• AIM:
Report every line below that holds the word "Adrianne".

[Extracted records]
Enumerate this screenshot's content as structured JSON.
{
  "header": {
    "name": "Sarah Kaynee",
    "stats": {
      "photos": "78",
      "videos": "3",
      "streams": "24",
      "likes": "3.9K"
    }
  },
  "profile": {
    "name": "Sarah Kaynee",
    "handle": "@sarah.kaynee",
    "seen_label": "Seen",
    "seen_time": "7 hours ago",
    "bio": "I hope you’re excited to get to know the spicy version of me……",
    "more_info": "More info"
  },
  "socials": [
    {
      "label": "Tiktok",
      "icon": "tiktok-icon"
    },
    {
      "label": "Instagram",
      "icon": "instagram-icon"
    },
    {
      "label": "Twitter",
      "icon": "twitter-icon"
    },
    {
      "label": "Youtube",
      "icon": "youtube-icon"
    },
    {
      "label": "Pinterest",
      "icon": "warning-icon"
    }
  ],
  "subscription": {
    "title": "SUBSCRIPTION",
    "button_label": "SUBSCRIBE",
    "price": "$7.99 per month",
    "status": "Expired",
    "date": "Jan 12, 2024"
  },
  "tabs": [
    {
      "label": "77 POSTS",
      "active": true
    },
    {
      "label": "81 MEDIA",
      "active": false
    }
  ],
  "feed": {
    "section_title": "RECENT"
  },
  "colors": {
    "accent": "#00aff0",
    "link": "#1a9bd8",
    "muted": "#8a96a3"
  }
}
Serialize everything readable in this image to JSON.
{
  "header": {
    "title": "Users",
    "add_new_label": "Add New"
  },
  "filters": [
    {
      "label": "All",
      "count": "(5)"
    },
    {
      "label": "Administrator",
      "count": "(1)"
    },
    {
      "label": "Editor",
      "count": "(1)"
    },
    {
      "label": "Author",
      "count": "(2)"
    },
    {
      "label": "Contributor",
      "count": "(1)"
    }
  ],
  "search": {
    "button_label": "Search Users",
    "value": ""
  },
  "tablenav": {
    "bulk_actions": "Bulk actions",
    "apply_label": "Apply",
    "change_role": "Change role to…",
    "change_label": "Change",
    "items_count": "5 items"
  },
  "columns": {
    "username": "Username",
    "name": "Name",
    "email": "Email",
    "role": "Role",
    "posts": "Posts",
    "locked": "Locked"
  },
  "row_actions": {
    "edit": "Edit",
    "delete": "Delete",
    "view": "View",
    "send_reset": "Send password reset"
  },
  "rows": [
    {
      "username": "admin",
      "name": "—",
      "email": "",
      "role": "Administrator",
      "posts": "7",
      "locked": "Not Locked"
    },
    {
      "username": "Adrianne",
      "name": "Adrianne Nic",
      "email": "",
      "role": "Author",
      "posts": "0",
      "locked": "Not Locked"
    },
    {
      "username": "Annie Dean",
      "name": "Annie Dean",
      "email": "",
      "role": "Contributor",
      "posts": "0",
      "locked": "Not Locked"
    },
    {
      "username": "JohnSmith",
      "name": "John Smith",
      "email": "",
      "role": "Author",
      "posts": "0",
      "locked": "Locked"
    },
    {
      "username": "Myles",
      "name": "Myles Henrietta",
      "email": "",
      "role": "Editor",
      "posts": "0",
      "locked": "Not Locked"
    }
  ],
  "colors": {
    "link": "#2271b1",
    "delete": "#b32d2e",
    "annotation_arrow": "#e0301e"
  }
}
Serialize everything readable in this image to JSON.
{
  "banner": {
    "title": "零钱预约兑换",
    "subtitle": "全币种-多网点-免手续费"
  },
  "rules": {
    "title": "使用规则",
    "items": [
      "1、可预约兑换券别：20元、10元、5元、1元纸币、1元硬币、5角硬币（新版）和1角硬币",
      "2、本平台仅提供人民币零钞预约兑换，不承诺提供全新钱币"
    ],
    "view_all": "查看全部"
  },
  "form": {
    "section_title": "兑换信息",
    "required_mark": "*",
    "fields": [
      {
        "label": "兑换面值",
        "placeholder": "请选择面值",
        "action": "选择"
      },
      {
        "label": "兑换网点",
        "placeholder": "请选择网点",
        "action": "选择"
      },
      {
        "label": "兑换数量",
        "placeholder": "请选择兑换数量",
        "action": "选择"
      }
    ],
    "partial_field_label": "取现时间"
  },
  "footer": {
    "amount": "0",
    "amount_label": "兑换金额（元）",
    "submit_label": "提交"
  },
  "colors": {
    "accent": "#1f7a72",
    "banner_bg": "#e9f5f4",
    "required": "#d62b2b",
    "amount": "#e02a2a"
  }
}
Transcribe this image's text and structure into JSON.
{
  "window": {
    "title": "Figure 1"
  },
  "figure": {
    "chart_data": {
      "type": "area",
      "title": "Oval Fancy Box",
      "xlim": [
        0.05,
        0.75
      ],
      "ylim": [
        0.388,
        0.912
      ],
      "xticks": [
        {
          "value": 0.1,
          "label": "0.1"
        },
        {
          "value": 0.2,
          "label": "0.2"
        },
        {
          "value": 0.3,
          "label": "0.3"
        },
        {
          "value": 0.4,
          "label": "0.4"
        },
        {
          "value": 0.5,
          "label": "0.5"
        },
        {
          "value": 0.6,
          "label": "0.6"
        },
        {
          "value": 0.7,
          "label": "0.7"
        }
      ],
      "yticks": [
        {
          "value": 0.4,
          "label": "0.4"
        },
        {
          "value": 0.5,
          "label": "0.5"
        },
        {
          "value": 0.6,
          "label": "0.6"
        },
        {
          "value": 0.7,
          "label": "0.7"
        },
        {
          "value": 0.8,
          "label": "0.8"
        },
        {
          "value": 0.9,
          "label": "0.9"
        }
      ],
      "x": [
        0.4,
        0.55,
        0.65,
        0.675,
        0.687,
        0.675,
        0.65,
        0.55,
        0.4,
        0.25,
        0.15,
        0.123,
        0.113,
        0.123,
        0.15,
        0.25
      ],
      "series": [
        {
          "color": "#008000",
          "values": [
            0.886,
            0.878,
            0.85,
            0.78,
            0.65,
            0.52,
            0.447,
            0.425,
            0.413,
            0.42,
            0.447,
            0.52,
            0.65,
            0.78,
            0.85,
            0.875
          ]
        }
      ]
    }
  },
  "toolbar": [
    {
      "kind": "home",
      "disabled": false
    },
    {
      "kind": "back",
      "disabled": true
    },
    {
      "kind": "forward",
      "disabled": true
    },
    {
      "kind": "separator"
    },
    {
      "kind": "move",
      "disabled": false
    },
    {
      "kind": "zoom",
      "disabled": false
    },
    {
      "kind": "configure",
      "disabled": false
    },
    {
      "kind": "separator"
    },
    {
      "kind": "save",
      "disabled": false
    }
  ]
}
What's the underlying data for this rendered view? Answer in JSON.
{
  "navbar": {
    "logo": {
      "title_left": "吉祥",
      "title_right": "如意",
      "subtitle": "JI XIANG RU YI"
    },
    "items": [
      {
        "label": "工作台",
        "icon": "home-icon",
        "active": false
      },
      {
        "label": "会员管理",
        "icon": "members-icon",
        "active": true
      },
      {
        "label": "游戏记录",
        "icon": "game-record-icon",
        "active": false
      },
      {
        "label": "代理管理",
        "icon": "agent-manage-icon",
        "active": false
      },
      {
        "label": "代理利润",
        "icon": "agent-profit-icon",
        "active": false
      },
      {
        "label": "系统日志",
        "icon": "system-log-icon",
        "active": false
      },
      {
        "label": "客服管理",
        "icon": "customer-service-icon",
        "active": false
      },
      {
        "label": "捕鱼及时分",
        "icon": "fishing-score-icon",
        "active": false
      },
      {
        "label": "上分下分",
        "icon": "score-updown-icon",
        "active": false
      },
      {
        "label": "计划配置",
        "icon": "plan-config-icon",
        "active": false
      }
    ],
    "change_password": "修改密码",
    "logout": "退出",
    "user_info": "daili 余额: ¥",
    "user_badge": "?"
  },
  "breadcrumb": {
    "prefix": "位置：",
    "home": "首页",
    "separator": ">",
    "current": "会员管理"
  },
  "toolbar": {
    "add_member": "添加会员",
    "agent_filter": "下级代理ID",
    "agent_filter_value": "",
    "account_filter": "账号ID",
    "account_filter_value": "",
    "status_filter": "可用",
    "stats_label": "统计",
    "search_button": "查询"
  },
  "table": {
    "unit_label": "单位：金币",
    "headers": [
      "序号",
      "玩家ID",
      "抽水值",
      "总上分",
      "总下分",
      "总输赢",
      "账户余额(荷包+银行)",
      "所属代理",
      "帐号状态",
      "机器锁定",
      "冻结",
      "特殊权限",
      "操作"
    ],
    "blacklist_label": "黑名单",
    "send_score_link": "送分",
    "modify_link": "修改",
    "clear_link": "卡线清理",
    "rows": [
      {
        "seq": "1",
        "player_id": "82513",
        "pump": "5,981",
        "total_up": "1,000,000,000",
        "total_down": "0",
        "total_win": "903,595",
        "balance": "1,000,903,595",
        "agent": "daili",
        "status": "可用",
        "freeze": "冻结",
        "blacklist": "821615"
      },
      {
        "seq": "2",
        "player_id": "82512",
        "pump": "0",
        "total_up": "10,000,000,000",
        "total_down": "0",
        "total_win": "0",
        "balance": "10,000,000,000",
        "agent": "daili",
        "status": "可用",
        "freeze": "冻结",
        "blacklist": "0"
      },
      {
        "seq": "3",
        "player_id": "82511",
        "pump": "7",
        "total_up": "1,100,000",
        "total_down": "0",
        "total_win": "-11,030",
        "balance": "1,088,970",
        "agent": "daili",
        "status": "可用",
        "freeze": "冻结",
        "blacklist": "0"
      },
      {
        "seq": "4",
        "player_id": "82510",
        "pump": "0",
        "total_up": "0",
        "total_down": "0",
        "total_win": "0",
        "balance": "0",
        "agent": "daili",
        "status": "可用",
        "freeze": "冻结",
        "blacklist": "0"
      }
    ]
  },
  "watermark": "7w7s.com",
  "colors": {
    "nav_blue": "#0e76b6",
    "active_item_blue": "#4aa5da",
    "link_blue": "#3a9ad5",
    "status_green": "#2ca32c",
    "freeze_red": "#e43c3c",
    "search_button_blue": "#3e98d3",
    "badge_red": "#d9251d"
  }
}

• FINAL RESULT:
      "username": "Adrianne",
      "name": "Adrianne Nic",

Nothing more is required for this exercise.